● **TASK OBJECTIVE**: Write the records below out in full, character for character, with no pictures.
[begin SUPPLIED RECORDS]
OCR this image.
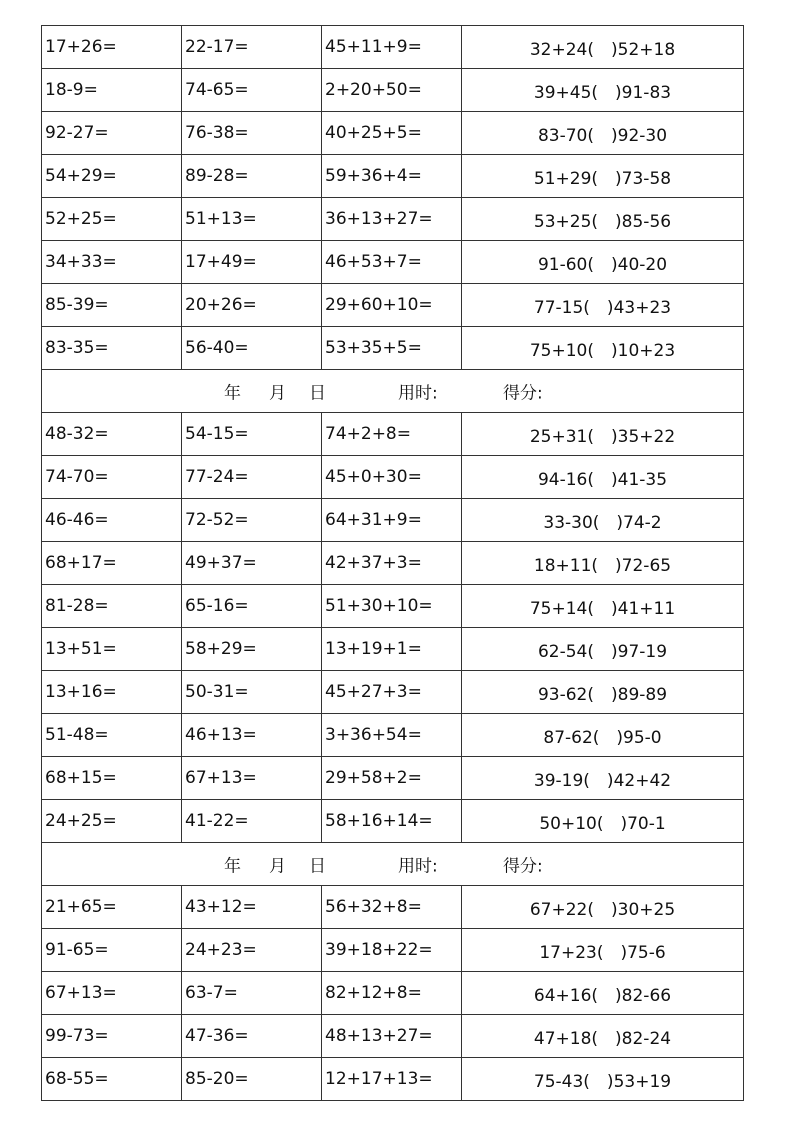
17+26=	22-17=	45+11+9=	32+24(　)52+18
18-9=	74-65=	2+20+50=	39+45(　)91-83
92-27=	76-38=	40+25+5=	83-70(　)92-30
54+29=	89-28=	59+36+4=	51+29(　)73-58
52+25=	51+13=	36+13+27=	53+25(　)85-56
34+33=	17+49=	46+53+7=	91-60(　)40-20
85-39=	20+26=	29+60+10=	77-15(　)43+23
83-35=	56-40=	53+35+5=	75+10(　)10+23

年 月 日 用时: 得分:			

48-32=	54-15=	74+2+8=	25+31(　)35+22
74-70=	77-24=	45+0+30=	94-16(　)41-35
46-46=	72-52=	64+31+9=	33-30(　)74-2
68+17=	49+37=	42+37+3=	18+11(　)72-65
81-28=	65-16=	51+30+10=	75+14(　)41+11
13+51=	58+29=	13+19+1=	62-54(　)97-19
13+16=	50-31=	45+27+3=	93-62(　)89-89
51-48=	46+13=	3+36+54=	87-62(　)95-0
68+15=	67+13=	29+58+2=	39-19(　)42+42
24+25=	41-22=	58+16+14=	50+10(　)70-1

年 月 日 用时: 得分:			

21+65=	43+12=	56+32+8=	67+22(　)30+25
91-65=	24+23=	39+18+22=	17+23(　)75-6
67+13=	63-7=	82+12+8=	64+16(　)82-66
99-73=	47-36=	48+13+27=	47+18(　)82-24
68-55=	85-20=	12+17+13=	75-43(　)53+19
[end SUPPLIED RECORDS]
● **TASK SOLUTION**:
OCR this image.
17+26=	22-17=	45+11+9=	32+24(　)52+18
18-9=	74-65=	2+20+50=	39+45(　)91-83
92-27=	76-38=	40+25+5=	83-70(　)92-30
54+29=	89-28=	59+36+4=	51+29(　)73-58
52+25=	51+13=	36+13+27=	53+25(　)85-56
34+33=	17+49=	46+53+7=	91-60(　)40-20
85-39=	20+26=	29+60+10=	77-15(　)43+23
83-35=	56-40=	53+35+5=	75+10(　)10+23

年 月 日 用时: 得分:			

48-32=	54-15=	74+2+8=	25+31(　)35+22
74-70=	77-24=	45+0+30=	94-16(　)41-35
46-46=	72-52=	64+31+9=	33-30(　)74-2
68+17=	49+37=	42+37+3=	18+11(　)72-65
81-28=	65-16=	51+30+10=	75+14(　)41+11
13+51=	58+29=	13+19+1=	62-54(　)97-19
13+16=	50-31=	45+27+3=	93-62(　)89-89
51-48=	46+13=	3+36+54=	87-62(　)95-0
68+15=	67+13=	29+58+2=	39-19(　)42+42
24+25=	41-22=	58+16+14=	50+10(　)70-1

年 月 日 用时: 得分:			

21+65=	43+12=	56+32+8=	67+22(　)30+25
91-65=	24+23=	39+18+22=	17+23(　)75-6
67+13=	63-7=	82+12+8=	64+16(　)82-66
99-73=	47-36=	48+13+27=	47+18(　)82-24
68-55=	85-20=	12+17+13=	75-43(　)53+19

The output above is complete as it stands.